** Source material **
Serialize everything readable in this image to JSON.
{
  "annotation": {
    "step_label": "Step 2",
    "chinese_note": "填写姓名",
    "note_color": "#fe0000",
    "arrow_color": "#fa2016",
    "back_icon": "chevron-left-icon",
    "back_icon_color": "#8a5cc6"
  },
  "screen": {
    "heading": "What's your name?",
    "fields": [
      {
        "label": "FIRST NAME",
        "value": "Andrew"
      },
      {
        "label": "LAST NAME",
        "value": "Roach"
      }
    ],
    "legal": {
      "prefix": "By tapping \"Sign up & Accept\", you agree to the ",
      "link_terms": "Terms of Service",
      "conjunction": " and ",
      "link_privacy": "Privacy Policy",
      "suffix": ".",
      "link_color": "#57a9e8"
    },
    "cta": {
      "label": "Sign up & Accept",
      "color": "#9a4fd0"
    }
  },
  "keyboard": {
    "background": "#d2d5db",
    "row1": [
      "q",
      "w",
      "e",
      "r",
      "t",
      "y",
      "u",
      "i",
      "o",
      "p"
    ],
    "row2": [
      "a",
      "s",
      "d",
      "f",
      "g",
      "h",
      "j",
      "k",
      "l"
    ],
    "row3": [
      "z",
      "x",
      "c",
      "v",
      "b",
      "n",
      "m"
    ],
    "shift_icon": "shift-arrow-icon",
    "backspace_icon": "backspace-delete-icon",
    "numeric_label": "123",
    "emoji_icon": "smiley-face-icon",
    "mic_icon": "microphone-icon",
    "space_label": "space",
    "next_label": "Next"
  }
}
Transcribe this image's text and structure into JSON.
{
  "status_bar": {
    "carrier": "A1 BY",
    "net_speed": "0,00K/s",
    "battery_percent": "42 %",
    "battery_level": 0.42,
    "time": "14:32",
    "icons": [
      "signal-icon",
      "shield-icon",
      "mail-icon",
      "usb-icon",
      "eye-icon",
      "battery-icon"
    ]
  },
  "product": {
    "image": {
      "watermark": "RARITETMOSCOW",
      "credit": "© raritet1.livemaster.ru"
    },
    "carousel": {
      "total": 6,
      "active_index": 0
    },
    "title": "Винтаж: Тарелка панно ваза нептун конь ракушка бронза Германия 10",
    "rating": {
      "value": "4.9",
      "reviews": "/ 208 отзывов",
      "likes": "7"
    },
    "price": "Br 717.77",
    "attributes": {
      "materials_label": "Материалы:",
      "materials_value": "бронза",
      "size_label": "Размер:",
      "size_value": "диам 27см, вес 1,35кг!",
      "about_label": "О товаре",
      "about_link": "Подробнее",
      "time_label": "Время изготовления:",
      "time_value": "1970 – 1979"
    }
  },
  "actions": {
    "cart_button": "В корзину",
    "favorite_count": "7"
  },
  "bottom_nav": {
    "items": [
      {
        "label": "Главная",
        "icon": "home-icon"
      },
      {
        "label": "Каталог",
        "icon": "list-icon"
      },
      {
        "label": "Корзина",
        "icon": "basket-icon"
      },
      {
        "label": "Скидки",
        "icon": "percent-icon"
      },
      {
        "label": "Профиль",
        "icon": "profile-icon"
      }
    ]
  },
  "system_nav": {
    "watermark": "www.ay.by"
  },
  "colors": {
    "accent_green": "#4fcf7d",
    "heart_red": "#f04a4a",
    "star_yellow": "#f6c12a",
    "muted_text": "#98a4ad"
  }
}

** Aim of the exercise **
Locate all lines that include the word "бронза" and copy them out.

** Result of the exercise **
    "title": "Винтаж: Тарелка панно ваза нептун конь ракушка бронза Германия 10",
      "materials_value": "бронза",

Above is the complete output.